## [Directions for this task]
Below are some entries. Output each one exactly as it appears.

[Figure collection entries]
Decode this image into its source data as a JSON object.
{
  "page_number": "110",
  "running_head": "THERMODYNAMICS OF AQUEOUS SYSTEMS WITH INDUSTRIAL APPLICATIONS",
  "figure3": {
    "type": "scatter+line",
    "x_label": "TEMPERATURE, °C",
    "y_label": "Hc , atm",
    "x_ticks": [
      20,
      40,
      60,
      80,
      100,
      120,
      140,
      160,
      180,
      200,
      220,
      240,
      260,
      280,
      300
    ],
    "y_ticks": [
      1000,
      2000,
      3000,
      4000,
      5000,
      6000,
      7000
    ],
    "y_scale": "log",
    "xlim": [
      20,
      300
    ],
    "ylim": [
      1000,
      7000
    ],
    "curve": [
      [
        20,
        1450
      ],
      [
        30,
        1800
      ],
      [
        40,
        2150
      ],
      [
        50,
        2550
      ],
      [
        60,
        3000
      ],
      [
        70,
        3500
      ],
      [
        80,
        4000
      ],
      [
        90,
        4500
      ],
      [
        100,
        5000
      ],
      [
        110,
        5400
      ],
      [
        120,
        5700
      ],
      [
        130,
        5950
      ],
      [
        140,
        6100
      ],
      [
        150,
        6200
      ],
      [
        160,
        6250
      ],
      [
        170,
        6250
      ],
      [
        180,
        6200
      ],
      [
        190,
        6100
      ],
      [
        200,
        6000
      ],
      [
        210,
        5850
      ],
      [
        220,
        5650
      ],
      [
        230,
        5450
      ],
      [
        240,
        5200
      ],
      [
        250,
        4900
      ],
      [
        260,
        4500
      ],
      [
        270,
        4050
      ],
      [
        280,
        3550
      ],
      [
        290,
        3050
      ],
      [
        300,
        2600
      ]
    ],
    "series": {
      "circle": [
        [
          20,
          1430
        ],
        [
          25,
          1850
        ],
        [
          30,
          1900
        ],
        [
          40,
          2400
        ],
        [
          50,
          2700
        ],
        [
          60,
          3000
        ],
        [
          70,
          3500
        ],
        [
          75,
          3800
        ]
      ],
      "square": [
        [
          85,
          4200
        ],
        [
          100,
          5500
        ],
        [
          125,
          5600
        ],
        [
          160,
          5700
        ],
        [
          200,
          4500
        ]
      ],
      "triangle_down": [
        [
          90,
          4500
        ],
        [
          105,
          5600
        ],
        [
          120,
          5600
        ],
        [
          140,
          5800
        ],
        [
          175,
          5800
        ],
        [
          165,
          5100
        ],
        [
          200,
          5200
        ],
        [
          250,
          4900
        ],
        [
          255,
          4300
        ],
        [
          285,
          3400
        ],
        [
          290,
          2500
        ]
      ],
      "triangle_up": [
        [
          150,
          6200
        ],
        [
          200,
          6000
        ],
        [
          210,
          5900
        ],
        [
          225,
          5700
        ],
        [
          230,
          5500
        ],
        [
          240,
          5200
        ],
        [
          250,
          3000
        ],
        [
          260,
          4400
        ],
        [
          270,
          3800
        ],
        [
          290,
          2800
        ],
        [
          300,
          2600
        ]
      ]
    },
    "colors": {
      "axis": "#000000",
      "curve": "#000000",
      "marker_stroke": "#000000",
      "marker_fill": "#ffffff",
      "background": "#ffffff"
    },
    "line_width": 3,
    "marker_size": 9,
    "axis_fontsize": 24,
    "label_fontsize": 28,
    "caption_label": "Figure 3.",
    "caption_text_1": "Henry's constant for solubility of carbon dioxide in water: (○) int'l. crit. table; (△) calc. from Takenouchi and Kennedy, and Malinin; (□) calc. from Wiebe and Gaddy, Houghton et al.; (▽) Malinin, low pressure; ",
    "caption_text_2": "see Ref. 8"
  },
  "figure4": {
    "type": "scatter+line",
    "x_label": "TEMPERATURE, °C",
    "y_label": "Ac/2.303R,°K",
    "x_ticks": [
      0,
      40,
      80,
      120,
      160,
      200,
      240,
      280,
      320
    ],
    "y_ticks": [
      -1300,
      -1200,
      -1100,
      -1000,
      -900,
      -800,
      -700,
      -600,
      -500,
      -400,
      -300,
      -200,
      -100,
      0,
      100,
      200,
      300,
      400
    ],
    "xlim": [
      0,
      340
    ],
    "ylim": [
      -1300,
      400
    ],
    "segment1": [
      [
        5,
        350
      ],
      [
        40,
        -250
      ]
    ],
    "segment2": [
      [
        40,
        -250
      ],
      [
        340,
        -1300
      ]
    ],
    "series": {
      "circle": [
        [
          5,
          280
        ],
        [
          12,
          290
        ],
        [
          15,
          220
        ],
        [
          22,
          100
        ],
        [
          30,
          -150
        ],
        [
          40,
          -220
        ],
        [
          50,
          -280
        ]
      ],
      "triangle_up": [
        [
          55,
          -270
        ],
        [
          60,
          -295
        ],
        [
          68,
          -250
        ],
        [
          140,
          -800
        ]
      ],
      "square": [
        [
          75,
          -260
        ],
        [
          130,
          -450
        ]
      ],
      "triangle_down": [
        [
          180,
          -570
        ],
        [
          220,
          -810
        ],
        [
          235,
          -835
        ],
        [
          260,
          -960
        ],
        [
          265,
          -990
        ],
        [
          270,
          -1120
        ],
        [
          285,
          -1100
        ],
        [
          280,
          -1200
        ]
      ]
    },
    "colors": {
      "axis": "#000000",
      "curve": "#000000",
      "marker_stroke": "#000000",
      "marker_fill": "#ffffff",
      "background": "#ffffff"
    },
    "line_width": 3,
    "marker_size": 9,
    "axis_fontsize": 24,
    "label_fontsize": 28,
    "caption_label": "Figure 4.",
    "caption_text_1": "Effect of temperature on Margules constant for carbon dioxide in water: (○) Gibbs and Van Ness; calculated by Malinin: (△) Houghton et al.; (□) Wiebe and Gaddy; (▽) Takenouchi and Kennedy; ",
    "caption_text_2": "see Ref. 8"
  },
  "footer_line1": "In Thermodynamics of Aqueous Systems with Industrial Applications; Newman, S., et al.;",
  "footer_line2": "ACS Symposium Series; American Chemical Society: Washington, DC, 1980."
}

## [Response to this task]
Decode this image into its source data as a JSON object.
{
  "page_number": "110",
  "running_head": "THERMODYNAMICS OF AQUEOUS SYSTEMS WITH INDUSTRIAL APPLICATIONS",
  "figure3": {
    "type": "scatter+line",
    "x_label": "TEMPERATURE, °C",
    "y_label": "Hc , atm",
    "x_ticks": [
      20,
      40,
      60,
      80,
      100,
      120,
      140,
      160,
      180,
      200,
      220,
      240,
      260,
      280,
      300
    ],
    "y_ticks": [
      1000,
      2000,
      3000,
      4000,
      5000,
      6000,
      7000
    ],
    "y_scale": "log",
    "xlim": [
      20,
      300
    ],
    "ylim": [
      1000,
      7000
    ],
    "curve": [
      [
        20,
        1450
      ],
      [
        30,
        1800
      ],
      [
        40,
        2150
      ],
      [
        50,
        2550
      ],
      [
        60,
        3000
      ],
      [
        70,
        3500
      ],
      [
        80,
        4000
      ],
      [
        90,
        4500
      ],
      [
        100,
        5000
      ],
      [
        110,
        5400
      ],
      [
        120,
        5700
      ],
      [
        130,
        5950
      ],
      [
        140,
        6100
      ],
      [
        150,
        6200
      ],
      [
        160,
        6250
      ],
      [
        170,
        6250
      ],
      [
        180,
        6200
      ],
      [
        190,
        6100
      ],
      [
        200,
        6000
      ],
      [
        210,
        5850
      ],
      [
        220,
        5650
      ],
      [
        230,
        5450
      ],
      [
        240,
        5200
      ],
      [
        250,
        4900
      ],
      [
        260,
        4500
      ],
      [
        270,
        4050
      ],
      [
        280,
        3550
      ],
      [
        290,
        3050
      ],
      [
        300,
        2600
      ]
    ],
    "series": {
      "circle": [
        [
          20,
          1430
        ],
        [
          25,
          1850
        ],
        [
          30,
          1900
        ],
        [
          40,
          2400
        ],
        [
          50,
          2700
        ],
        [
          60,
          3000
        ],
        [
          70,
          3500
        ],
        [
          75,
          3800
        ]
      ],
      "square": [
        [
          85,
          4200
        ],
        [
          100,
          5500
        ],
        [
          125,
          5600
        ],
        [
          160,
          5700
        ],
        [
          200,
          4500
        ]
      ],
      "triangle_down": [
        [
          90,
          4500
        ],
        [
          105,
          5600
        ],
        [
          120,
          5600
        ],
        [
          140,
          5800
        ],
        [
          175,
          5800
        ],
        [
          165,
          5100
        ],
        [
          200,
          5200
        ],
        [
          250,
          4900
        ],
        [
          255,
          4300
        ],
        [
          285,
          3400
        ],
        [
          290,
          2500
        ]
      ],
      "triangle_up": [
        [
          150,
          6200
        ],
        [
          200,
          6000
        ],
        [
          210,
          5900
        ],
        [
          225,
          5700
        ],
        [
          230,
          5500
        ],
        [
          240,
          5200
        ],
        [
          250,
          3000
        ],
        [
          260,
          4400
        ],
        [
          270,
          3800
        ],
        [
          290,
          2800
        ],
        [
          300,
          2600
        ]
      ]
    },
    "colors": {
      "axis": "#000000",
      "curve": "#000000",
      "marker_stroke": "#000000",
      "marker_fill": "#ffffff",
      "background": "#ffffff"
    },
    "line_width": 3,
    "marker_size": 9,
    "axis_fontsize": 24,
    "label_fontsize": 28,
    "caption_label": "Figure 3.",
    "caption_text_1": "Henry's constant for solubility of carbon dioxide in water: (○) int'l. crit. table; (△) calc. from Takenouchi and Kennedy, and Malinin; (□) calc. from Wiebe and Gaddy, Houghton et al.; (▽) Malinin, low pressure; ",
    "caption_text_2": "see Ref. 8"
  },
  "figure4": {
    "type": "scatter+line",
    "x_label": "TEMPERATURE, °C",
    "y_label": "Ac/2.303R,°K",
    "x_ticks": [
      0,
      40,
      80,
      120,
      160,
      200,
      240,
      280,
      320
    ],
    "y_ticks": [
      -1300,
      -1200,
      -1100,
      -1000,
      -900,
      -800,
      -700,
      -600,
      -500,
      -400,
      -300,
      -200,
      -100,
      0,
      100,
      200,
      300,
      400
    ],
    "xlim": [
      0,
      340
    ],
    "ylim": [
      -1300,
      400
    ],
    "segment1": [
      [
        5,
        350
      ],
      [
        40,
        -250
      ]
    ],
    "segment2": [
      [
        40,
        -250
      ],
      [
        340,
        -1300
      ]
    ],
    "series": {
      "circle": [
        [
          5,
          280
        ],
        [
          12,
          290
        ],
        [
          15,
          220
        ],
        [
          22,
          100
        ],
        [
          30,
          -150
        ],
        [
          40,
          -220
        ],
        [
          50,
          -280
        ]
      ],
      "triangle_up": [
        [
          55,
          -270
        ],
        [
          60,
          -295
        ],
        [
          68,
          -250
        ],
        [
          140,
          -800
        ]
      ],
      "square": [
        [
          75,
          -260
        ],
        [
          130,
          -450
        ]
      ],
      "triangle_down": [
        [
          180,
          -570
        ],
        [
          220,
          -810
        ],
        [
          235,
          -835
        ],
        [
          260,
          -960
        ],
        [
          265,
          -990
        ],
        [
          270,
          -1120
        ],
        [
          285,
          -1100
        ],
        [
          280,
          -1200
        ]
      ]
    },
    "colors": {
      "axis": "#000000",
      "curve": "#000000",
      "marker_stroke": "#000000",
      "marker_fill": "#ffffff",
      "background": "#ffffff"
    },
    "line_width": 3,
    "marker_size": 9,
    "axis_fontsize": 24,
    "label_fontsize": 28,
    "caption_label": "Figure 4.",
    "caption_text_1": "Effect of temperature on Margules constant for carbon dioxide in water: (○) Gibbs and Van Ness; calculated by Malinin: (△) Houghton et al.; (□) Wiebe and Gaddy; (▽) Takenouchi and Kennedy; ",
    "caption_text_2": "see Ref. 8"
  },
  "footer_line1": "In Thermodynamics of Aqueous Systems with Industrial Applications; Newman, S., et al.;",
  "footer_line2": "ACS Symposium Series; American Chemical Society: Washington, DC, 1980."
}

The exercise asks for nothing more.